REQUIREMENTS - Copy the items word for word, beginning with the first line and ending with the line that contains "- dim-b-cell: 349: [257, 389, 331, 425]", including both.

DATASET EXCERPTS -

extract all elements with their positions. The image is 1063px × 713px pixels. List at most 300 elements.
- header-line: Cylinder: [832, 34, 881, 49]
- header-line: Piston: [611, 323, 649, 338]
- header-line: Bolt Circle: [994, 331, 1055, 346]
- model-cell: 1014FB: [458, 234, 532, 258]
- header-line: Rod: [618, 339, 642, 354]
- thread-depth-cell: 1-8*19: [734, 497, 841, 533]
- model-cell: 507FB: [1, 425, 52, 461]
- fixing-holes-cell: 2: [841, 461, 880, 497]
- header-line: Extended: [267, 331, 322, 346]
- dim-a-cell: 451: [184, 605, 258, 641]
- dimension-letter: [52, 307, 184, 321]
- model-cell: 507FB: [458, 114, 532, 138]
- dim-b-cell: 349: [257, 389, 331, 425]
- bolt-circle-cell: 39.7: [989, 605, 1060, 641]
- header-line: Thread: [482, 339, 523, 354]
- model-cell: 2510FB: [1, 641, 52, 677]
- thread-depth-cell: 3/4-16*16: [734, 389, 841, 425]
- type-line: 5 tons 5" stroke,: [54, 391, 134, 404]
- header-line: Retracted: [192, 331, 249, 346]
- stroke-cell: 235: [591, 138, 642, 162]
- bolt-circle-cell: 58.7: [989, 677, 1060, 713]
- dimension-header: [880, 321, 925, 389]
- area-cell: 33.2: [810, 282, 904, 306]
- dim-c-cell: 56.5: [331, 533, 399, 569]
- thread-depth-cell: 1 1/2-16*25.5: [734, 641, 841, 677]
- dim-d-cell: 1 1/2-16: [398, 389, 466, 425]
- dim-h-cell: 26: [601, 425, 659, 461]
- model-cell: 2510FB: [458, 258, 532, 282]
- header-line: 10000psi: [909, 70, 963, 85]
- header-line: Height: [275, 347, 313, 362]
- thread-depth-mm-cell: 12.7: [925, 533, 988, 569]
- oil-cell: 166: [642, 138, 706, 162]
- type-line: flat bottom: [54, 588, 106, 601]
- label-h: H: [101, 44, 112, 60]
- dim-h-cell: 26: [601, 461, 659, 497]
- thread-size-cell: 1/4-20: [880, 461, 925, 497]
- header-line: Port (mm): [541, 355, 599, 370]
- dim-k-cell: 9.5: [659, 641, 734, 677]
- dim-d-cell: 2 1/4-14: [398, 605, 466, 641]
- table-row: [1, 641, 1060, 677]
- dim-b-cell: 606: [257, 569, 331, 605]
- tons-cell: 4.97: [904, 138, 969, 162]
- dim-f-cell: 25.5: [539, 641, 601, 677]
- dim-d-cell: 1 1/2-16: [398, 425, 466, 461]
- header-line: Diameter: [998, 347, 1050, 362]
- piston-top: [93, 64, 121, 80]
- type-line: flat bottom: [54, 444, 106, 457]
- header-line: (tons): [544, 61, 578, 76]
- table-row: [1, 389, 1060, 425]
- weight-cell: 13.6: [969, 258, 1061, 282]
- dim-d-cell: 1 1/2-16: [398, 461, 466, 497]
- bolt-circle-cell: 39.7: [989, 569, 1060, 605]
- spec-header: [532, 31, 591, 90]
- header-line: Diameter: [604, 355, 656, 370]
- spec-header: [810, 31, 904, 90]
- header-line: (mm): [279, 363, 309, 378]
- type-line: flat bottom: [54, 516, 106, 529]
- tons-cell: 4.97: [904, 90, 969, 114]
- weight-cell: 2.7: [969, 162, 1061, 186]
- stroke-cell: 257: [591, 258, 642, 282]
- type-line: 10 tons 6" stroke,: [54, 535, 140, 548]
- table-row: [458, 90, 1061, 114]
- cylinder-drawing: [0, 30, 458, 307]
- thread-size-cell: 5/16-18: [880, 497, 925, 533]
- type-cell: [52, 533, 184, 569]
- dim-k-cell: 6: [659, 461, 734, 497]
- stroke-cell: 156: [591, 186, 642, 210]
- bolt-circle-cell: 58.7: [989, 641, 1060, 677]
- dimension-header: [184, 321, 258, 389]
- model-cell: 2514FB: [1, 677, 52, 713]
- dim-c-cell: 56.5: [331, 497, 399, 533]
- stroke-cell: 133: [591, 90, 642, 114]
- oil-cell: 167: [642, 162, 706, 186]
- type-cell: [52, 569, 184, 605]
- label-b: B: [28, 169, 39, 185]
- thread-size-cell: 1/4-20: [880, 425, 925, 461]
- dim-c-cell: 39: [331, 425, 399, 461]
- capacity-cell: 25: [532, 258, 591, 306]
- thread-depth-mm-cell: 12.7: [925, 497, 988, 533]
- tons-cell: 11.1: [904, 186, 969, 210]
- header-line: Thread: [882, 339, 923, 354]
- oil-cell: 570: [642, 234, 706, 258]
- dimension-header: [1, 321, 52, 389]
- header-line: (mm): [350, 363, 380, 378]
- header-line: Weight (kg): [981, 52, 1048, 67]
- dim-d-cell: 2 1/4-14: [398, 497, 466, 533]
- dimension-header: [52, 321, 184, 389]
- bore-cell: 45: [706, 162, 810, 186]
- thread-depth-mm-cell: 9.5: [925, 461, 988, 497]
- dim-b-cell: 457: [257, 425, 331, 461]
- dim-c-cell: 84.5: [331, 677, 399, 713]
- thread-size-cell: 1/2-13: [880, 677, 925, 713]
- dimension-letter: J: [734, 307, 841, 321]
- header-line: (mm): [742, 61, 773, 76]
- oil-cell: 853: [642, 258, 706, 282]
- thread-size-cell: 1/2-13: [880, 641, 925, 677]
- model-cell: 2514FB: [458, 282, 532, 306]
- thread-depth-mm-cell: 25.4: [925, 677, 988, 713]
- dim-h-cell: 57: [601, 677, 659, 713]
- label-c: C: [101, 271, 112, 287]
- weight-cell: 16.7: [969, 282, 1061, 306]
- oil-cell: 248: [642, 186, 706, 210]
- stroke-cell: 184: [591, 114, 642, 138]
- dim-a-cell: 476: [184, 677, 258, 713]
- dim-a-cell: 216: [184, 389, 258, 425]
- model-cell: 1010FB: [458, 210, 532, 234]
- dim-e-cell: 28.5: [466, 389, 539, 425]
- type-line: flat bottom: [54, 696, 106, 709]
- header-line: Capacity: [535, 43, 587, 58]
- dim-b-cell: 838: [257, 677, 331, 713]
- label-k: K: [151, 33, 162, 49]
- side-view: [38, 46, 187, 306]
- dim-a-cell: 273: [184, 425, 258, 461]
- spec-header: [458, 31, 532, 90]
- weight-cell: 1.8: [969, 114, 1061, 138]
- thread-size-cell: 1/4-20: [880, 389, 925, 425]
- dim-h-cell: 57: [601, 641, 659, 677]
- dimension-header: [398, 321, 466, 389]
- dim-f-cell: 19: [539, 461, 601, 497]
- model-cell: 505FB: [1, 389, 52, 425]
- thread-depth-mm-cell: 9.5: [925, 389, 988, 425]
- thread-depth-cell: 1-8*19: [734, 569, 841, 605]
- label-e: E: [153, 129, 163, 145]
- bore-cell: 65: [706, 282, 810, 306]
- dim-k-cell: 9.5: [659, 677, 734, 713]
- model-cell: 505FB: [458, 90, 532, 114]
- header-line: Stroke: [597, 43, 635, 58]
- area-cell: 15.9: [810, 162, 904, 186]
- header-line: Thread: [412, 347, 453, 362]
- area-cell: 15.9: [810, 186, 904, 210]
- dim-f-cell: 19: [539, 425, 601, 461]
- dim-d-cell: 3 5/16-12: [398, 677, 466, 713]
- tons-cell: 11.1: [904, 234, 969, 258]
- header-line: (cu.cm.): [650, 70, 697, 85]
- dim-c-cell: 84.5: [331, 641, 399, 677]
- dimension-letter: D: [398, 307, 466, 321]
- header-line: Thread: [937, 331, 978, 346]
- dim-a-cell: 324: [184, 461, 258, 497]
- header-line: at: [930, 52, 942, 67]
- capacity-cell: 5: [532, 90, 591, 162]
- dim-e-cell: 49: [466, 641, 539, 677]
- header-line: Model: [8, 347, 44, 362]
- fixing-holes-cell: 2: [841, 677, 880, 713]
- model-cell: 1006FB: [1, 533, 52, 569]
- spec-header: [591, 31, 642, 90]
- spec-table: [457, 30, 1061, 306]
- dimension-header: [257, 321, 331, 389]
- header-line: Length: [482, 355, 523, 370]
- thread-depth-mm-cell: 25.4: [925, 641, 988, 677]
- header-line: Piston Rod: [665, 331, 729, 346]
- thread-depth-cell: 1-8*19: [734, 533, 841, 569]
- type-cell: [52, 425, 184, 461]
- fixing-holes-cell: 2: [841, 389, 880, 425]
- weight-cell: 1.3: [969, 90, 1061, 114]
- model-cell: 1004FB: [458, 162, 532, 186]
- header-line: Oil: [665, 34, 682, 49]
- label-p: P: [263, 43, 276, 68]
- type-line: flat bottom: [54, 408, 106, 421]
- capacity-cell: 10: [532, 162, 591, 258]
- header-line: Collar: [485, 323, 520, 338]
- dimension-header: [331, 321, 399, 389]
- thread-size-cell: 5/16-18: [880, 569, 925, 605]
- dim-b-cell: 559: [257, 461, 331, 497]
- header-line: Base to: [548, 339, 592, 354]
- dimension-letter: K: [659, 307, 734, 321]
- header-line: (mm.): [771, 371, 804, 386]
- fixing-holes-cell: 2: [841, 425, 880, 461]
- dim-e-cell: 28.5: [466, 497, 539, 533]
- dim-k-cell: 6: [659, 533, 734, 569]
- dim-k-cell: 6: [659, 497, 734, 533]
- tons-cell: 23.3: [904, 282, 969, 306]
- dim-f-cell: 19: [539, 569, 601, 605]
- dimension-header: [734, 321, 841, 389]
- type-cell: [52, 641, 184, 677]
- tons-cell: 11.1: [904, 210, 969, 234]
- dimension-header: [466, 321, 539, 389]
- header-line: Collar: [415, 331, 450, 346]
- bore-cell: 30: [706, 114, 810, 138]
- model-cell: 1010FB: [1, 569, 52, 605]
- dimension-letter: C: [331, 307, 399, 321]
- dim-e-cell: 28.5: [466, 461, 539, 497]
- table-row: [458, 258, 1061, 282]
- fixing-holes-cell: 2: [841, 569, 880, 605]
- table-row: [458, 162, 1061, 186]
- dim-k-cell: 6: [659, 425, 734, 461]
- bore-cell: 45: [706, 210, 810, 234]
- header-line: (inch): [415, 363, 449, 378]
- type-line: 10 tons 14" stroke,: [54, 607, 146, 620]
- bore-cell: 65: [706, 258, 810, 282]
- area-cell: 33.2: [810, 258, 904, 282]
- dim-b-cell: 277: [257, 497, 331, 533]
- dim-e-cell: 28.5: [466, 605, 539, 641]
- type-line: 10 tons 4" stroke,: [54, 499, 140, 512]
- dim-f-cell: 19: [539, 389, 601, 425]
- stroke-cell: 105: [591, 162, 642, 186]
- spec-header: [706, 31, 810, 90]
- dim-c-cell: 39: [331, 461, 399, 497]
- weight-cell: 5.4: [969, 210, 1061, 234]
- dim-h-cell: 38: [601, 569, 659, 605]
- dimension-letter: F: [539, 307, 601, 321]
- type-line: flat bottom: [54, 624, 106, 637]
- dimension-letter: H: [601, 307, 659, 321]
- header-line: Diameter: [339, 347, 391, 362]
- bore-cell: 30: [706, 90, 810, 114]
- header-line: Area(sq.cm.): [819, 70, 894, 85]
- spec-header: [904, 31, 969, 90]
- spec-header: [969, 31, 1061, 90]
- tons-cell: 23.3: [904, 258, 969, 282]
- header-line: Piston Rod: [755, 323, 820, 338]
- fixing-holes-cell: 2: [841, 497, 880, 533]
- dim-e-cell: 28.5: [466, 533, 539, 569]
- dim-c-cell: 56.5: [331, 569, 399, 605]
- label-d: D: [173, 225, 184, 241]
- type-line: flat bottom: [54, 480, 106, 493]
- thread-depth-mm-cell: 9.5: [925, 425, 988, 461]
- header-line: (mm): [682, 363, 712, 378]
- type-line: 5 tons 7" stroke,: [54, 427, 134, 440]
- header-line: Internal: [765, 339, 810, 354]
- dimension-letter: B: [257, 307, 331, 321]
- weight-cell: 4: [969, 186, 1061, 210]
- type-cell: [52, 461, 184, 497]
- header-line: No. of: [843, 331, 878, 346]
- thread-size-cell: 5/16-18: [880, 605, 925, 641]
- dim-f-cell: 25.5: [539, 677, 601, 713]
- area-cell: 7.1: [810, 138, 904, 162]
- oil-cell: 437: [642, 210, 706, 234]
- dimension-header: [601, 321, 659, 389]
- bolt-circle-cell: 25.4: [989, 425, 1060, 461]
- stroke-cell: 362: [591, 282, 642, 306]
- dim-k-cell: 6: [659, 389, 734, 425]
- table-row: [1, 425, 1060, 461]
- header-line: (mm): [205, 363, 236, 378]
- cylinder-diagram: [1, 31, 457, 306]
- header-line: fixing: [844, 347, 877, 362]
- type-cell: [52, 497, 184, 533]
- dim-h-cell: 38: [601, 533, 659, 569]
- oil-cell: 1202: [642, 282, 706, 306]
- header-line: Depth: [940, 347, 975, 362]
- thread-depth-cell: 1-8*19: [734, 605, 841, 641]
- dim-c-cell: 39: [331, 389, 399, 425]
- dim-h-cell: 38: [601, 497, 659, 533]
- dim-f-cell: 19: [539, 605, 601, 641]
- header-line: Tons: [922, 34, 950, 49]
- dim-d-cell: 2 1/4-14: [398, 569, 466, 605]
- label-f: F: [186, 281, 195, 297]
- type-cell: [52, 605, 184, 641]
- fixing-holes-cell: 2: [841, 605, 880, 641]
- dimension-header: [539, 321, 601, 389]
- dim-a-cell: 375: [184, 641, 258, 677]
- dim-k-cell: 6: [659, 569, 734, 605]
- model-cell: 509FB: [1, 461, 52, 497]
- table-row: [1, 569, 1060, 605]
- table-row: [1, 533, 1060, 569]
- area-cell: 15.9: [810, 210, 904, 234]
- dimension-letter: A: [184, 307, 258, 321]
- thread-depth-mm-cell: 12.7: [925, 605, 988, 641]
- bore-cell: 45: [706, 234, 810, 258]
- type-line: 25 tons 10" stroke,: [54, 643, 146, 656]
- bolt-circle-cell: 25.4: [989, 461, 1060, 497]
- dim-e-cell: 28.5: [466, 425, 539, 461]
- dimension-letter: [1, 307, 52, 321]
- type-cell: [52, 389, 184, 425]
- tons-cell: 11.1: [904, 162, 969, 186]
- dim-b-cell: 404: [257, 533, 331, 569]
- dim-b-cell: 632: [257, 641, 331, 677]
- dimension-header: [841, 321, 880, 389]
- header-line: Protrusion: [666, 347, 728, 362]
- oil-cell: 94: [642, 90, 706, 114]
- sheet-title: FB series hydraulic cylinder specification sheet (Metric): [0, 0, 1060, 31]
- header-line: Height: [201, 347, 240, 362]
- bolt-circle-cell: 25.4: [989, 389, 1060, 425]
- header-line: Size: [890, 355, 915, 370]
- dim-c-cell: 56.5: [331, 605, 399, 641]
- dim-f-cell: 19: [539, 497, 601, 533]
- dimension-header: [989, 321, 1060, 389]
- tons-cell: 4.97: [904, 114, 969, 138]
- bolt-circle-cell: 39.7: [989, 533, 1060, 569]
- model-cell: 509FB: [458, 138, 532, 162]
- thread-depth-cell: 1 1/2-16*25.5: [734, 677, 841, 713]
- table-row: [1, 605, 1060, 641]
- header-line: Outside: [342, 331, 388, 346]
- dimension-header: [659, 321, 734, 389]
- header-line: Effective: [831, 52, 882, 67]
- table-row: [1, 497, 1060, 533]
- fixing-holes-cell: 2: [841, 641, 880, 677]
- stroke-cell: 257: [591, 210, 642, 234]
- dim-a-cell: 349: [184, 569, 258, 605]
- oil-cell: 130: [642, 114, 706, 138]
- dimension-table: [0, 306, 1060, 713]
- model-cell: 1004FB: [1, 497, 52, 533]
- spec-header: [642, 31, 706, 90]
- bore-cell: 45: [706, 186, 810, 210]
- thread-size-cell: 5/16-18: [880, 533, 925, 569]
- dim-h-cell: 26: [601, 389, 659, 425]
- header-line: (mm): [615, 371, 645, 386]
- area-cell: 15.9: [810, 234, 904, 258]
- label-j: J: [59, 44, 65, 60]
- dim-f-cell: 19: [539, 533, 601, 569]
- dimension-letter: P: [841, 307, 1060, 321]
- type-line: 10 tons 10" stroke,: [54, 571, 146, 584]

RESULT -
extract all elements with their positions. The image is 1063px × 713px pixels. List at most 300 elements.
- header-line: Cylinder: [832, 34, 881, 49]
- header-line: Piston: [611, 323, 649, 338]
- header-line: Bolt Circle: [994, 331, 1055, 346]
- model-cell: 1014FB: [458, 234, 532, 258]
- header-line: Rod: [618, 339, 642, 354]
- thread-depth-cell: 1-8*19: [734, 497, 841, 533]
- model-cell: 507FB: [1, 425, 52, 461]
- fixing-holes-cell: 2: [841, 461, 880, 497]
- header-line: Extended: [267, 331, 322, 346]
- dim-a-cell: 451: [184, 605, 258, 641]
- dimension-letter: [52, 307, 184, 321]
- model-cell: 507FB: [458, 114, 532, 138]
- dim-b-cell: 349: [257, 389, 331, 425]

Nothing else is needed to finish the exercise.